▶ **To do**: Pick out each line in the entries below that contains the string "item", and copy those lines.

▶ **Stored records**:
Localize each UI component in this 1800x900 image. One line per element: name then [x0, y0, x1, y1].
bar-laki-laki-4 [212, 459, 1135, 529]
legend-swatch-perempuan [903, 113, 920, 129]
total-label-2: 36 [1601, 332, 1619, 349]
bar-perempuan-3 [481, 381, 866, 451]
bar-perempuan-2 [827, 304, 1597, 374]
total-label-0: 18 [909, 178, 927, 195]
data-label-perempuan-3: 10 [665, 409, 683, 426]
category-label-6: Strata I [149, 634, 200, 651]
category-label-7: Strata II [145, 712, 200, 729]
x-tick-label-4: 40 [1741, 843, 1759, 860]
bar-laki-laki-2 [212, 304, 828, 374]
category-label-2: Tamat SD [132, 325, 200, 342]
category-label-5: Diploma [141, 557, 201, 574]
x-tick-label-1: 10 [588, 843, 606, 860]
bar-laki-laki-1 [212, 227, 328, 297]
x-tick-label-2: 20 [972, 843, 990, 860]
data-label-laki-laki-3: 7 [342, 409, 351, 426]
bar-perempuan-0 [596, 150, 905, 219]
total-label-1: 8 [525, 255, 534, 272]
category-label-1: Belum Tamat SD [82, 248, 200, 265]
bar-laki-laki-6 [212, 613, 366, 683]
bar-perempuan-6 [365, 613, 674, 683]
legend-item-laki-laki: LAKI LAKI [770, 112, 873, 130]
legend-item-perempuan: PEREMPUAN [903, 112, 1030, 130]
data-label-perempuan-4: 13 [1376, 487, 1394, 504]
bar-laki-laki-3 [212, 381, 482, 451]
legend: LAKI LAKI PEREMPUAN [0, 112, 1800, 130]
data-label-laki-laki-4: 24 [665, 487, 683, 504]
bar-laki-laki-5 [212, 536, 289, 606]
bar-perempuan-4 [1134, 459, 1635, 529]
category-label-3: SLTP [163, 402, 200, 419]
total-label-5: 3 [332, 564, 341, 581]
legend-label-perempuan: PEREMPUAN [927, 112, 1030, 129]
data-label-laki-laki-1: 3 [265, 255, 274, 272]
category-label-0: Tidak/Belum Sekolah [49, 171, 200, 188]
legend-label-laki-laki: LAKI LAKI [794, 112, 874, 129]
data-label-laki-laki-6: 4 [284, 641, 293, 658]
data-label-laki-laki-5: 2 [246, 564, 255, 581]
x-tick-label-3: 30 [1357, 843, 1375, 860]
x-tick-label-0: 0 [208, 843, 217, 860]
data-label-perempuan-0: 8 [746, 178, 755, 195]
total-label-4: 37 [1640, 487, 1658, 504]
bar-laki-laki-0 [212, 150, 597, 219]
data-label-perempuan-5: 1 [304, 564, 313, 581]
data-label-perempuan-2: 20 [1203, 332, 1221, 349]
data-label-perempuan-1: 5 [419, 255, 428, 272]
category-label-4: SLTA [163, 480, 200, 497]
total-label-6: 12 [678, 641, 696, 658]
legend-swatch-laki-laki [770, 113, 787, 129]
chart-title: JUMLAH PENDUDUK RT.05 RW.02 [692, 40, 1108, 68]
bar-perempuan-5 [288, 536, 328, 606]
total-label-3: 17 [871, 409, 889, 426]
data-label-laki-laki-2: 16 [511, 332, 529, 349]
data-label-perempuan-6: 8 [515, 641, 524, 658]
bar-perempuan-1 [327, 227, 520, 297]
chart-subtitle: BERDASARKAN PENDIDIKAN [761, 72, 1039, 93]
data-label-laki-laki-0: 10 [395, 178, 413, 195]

▶ **Response for this exercise**:
legend-item-laki-laki: LAKI LAKI [770, 112, 873, 130]
legend-item-perempuan: PEREMPUAN [903, 112, 1030, 130]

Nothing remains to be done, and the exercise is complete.